### PROBLEM DETAILS
Scan the entries below. List each line with "this".

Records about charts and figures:

------------

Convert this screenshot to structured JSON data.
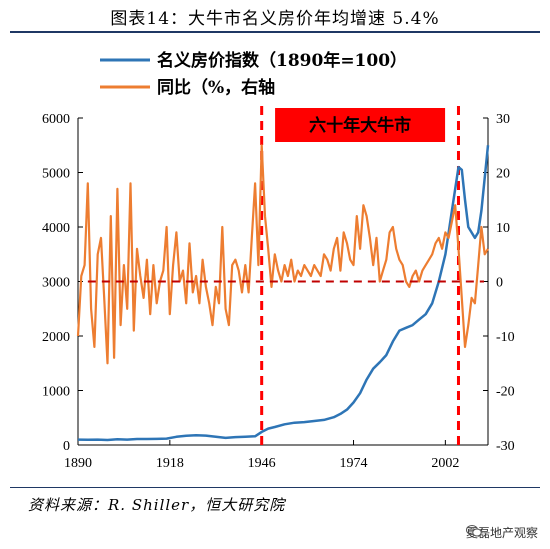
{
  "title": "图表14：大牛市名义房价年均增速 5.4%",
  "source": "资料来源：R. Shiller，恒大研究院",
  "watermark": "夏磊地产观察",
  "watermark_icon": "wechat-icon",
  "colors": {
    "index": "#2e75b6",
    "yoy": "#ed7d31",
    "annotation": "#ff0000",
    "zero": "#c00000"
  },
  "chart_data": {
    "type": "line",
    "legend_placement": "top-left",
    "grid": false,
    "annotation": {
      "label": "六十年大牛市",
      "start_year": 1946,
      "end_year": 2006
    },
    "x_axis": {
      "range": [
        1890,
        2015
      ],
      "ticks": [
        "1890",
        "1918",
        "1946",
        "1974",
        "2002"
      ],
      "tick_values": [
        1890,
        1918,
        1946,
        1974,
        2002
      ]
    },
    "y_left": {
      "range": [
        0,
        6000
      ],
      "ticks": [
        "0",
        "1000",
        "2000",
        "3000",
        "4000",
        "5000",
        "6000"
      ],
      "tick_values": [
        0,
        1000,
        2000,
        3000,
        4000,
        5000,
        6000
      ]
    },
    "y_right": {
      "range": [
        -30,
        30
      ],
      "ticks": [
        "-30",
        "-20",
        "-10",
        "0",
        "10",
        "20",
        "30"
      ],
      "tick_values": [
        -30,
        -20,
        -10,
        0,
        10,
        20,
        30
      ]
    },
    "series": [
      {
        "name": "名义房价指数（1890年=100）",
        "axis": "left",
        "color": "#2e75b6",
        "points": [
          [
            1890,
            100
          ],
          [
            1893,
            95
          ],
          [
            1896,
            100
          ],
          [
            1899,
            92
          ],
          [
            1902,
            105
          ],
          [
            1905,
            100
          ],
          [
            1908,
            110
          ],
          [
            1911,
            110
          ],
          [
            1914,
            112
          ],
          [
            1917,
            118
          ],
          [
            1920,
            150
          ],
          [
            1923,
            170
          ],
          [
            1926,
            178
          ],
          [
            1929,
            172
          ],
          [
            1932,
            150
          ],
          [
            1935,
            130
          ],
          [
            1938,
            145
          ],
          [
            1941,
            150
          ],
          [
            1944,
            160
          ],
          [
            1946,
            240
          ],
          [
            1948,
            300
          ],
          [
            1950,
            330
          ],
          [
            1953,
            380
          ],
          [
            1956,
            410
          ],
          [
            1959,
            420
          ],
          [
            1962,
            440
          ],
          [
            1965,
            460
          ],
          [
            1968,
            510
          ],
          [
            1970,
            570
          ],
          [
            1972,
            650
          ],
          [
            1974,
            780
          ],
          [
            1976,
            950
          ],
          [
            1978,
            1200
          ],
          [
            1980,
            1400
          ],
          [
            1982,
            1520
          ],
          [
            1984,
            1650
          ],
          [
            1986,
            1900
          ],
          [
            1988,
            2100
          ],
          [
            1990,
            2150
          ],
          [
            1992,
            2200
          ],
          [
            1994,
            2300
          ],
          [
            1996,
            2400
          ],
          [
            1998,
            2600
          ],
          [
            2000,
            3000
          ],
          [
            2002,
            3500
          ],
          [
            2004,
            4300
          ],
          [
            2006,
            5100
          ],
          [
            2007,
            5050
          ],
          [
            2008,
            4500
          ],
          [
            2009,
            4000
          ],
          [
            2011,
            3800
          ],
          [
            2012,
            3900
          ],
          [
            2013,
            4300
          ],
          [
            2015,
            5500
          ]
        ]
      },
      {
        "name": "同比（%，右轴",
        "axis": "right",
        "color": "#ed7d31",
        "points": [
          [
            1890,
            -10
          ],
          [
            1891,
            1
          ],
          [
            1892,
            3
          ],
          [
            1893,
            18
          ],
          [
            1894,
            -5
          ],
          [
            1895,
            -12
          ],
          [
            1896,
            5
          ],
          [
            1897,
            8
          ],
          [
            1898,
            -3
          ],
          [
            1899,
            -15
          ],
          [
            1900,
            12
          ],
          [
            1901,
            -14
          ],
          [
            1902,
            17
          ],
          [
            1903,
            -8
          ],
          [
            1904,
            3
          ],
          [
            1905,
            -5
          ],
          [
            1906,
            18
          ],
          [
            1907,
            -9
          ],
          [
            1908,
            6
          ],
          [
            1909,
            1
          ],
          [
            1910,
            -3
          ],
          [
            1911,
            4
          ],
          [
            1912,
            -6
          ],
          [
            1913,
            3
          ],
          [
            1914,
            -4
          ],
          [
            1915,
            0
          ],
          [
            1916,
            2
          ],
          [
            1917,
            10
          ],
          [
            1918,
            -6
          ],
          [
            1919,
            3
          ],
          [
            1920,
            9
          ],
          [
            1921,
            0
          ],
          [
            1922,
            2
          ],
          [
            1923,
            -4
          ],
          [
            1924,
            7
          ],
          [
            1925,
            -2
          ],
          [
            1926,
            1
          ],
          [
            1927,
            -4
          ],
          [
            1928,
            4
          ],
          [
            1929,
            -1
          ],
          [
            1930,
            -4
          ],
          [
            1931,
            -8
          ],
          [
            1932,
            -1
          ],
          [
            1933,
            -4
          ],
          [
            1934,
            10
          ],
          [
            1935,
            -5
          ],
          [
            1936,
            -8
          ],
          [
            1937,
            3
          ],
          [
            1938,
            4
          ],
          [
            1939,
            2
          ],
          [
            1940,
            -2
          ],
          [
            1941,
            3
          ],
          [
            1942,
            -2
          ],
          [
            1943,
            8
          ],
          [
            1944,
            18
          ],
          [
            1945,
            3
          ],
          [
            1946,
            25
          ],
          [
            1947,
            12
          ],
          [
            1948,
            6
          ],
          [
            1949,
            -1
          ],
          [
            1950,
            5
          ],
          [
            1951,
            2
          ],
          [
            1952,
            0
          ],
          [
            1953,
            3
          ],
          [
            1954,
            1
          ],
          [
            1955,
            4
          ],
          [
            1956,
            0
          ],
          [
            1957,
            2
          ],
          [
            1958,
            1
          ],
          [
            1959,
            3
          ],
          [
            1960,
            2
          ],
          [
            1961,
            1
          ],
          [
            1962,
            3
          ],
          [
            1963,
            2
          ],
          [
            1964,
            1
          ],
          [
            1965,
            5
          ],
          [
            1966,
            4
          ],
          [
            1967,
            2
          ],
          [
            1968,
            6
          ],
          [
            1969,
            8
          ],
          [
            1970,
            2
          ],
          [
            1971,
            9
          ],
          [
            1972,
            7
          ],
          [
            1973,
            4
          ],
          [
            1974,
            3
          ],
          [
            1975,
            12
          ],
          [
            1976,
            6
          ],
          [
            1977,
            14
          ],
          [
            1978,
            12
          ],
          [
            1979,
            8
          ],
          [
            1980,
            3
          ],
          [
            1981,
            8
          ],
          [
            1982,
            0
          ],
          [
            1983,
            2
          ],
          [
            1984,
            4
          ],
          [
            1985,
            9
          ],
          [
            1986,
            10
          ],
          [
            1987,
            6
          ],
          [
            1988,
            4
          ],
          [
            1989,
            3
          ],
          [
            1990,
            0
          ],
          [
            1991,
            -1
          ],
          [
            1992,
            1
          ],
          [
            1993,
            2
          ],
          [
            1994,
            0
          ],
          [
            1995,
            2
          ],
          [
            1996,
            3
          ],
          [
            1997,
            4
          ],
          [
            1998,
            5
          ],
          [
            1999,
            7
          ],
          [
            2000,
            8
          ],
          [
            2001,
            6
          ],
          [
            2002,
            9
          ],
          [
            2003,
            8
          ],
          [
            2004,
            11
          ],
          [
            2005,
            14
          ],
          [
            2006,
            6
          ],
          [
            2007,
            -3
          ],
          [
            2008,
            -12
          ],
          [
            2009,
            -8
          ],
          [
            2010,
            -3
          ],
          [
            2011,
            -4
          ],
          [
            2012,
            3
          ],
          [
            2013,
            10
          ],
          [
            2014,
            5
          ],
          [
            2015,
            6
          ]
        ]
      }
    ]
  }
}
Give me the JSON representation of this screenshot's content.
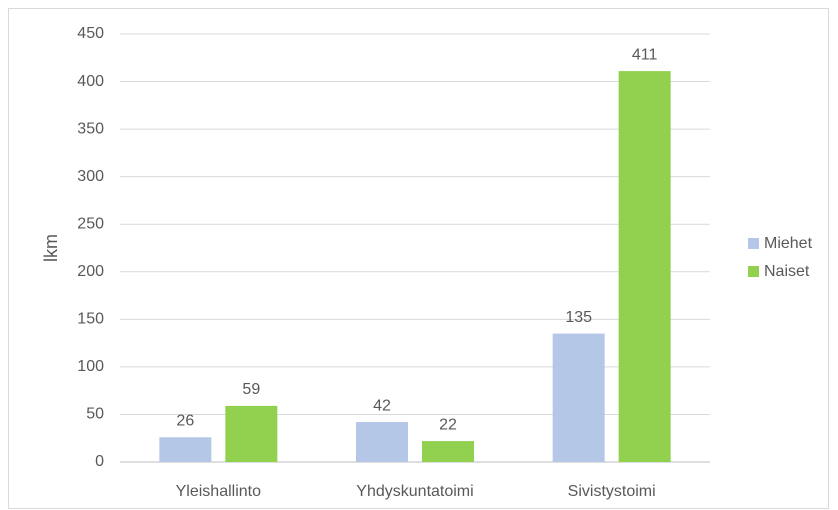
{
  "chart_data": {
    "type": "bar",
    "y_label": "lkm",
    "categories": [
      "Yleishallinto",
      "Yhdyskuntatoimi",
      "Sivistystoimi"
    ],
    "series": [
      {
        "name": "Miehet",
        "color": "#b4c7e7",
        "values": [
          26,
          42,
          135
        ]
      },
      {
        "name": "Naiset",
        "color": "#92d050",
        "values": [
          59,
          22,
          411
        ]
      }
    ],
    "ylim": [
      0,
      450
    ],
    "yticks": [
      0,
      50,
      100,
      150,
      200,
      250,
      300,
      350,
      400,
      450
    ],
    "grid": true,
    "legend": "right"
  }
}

------------

### RESPONSE
Convert this screenshot to structured JSON data.
Give me the JSON representation of this screenshot's content.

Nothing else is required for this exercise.